Each line should be copied exactly.
··· Source material ···
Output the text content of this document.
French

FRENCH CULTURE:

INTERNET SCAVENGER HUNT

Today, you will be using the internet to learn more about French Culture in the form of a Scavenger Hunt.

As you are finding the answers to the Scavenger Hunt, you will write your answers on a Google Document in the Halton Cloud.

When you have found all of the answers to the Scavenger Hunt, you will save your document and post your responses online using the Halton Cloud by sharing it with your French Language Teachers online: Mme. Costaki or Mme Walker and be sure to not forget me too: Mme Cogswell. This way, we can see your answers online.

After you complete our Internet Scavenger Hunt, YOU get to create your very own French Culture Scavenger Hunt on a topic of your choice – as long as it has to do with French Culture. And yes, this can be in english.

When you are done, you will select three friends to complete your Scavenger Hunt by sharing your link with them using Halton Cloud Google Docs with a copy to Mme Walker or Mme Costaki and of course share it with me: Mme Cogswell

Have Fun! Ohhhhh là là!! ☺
···
**Output of the exercise:**
Output the text content of this document.
French

FRENCH CULTURE:

INTERNET SCAVENGER HUNT

Today, you will be using the internet to learn more about French Culture in the form of a Scavenger Hunt.

As you are finding the answers to the Scavenger Hunt, you will write your answers on a Google Document in the Halton Cloud.

When you have found all of the answers to the Scavenger Hunt, you will save your document and post your responses online using the Halton Cloud by sharing it with your French Language Teachers online: Mme. Costaki or Mme Walker and be sure to not forget me too: Mme Cogswell. This way, we can see your answers online.

After you complete our Internet Scavenger Hunt, YOU get to create your very own French Culture Scavenger Hunt on a topic of your choice – as long as it has to do with French Culture. And yes, this can be in english.

When you are done, you will select three friends to complete your Scavenger Hunt by sharing your link with them using Halton Cloud Google Docs with a copy to Mme Walker or Mme Costaki and of course share it with me: Mme Cogswell

Have Fun! Ohhhhh là là!! ☺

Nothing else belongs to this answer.